TASK
Using the material that follows, identify and copy each line with the string "this".

GIVEN RECORDS
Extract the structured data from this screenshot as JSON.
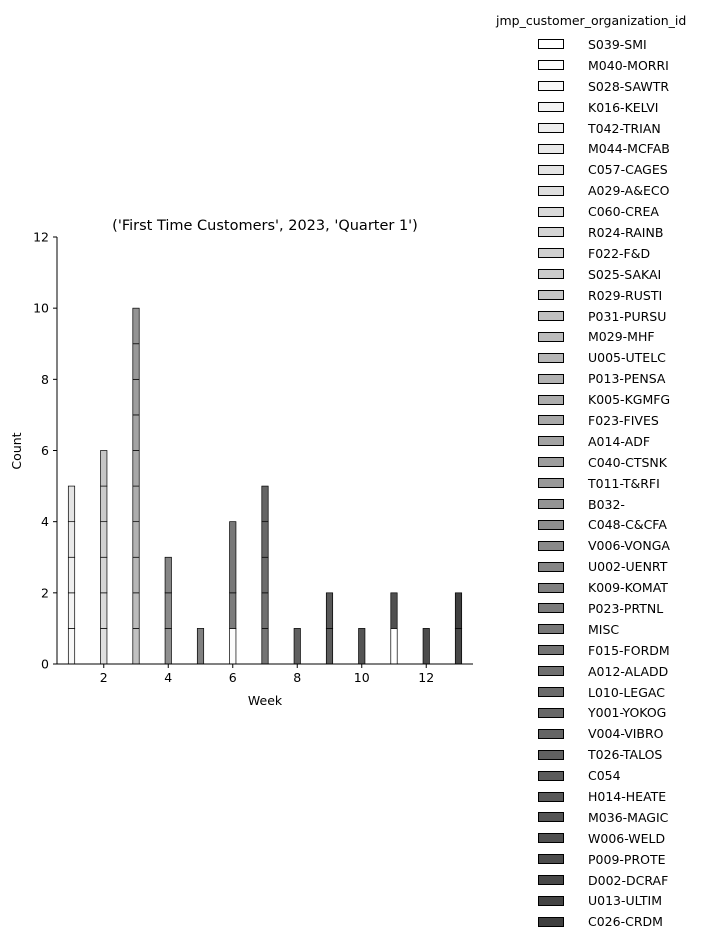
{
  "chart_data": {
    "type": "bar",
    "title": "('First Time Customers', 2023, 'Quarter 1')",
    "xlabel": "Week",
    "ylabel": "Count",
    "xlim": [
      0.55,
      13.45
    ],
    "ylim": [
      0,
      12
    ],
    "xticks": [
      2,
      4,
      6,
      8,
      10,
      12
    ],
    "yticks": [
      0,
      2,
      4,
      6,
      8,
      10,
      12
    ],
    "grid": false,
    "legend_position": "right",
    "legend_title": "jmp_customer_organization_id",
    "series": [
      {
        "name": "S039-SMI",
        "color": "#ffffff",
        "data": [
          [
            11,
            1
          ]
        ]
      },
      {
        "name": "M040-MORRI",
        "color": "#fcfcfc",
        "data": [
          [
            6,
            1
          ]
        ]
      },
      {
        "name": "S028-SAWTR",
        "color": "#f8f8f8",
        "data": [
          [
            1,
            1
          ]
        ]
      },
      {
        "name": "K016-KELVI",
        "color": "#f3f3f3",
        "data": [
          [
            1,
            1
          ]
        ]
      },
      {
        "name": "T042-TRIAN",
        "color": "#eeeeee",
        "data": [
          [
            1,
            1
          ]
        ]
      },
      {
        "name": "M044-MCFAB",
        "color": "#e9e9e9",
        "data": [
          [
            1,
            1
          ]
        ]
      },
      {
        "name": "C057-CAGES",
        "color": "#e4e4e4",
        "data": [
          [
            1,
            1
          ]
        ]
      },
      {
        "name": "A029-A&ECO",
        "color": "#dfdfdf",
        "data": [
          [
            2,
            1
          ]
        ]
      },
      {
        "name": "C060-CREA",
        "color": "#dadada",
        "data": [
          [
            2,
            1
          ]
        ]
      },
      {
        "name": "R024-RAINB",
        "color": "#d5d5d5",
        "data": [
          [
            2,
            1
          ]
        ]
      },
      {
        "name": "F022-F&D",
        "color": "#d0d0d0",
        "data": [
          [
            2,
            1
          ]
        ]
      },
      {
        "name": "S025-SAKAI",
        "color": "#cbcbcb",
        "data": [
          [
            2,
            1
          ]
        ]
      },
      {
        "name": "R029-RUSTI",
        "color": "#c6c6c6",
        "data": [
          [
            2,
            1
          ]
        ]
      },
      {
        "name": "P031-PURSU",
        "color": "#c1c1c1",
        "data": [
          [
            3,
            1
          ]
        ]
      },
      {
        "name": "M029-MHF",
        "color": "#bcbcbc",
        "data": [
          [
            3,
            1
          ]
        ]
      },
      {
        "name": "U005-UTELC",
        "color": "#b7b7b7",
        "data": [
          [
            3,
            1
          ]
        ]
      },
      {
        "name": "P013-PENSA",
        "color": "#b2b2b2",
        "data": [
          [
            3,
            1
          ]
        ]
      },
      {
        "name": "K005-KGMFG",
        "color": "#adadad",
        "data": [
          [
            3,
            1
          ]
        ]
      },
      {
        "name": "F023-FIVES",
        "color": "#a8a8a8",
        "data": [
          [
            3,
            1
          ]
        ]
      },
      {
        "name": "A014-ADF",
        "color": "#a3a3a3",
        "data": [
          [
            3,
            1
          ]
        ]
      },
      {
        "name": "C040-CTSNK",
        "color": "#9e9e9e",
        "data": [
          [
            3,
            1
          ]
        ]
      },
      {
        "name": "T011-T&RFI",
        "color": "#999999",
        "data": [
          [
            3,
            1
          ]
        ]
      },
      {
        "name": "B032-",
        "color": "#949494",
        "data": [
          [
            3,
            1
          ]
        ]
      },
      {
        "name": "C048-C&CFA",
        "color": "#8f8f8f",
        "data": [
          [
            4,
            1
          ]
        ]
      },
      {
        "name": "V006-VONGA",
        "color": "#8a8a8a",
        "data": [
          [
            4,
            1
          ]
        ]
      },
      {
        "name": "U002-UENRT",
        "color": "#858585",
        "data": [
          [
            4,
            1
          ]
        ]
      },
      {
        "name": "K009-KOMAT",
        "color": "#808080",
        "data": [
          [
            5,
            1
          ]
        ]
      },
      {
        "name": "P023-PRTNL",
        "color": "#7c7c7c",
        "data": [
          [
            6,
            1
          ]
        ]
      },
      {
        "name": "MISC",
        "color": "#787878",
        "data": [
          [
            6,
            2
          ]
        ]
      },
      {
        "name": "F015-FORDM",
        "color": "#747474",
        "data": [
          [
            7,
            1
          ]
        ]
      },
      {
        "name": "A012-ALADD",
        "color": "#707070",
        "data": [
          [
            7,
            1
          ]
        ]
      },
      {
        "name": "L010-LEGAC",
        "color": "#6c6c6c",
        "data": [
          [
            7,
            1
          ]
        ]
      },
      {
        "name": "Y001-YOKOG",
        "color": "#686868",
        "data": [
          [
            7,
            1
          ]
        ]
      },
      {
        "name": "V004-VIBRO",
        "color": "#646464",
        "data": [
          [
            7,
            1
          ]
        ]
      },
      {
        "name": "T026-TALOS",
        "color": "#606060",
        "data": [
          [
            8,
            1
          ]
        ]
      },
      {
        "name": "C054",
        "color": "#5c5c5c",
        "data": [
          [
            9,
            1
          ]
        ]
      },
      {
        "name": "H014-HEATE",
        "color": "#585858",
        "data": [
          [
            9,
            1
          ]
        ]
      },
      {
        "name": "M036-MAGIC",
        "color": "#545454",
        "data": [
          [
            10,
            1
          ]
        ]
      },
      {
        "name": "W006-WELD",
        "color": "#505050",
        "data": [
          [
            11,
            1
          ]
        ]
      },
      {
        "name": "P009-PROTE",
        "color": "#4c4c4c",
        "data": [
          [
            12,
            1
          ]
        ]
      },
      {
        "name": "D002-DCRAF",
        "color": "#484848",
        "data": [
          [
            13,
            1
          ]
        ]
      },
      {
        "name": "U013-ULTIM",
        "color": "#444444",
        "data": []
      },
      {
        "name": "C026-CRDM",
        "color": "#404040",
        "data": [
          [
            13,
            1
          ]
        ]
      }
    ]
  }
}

---

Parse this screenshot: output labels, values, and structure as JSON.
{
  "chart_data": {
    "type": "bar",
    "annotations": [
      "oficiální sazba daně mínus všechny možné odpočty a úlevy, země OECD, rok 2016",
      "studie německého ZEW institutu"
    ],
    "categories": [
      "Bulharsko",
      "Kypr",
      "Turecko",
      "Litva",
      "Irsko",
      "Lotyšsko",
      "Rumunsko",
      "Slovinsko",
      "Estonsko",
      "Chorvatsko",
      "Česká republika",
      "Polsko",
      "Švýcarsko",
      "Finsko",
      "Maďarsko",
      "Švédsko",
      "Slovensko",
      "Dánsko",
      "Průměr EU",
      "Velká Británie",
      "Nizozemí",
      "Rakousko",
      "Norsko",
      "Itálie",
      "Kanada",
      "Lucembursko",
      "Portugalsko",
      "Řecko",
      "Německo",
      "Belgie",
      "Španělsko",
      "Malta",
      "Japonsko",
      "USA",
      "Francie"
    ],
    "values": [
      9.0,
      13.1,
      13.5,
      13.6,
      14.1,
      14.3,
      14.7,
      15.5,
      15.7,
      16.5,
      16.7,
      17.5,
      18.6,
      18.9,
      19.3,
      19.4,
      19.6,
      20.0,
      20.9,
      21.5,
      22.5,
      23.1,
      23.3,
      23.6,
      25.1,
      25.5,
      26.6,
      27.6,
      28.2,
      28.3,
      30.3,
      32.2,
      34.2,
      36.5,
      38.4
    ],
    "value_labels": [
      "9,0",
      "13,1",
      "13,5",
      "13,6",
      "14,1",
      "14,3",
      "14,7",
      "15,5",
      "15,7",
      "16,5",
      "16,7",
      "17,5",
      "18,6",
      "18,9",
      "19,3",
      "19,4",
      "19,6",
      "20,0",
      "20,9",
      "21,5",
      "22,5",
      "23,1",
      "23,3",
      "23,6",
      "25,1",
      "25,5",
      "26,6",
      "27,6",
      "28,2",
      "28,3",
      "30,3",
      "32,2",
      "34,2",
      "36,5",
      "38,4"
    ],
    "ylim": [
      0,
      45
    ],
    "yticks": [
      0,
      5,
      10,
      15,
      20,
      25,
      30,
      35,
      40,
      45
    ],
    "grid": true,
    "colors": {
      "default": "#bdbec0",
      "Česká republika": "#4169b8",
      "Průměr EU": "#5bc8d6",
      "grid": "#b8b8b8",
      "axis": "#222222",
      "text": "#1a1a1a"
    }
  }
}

EXERCISE RESULT
Extract the structured data from this screenshot as JSON.
Parse this screenshot: output labels, values, and structure as JSON.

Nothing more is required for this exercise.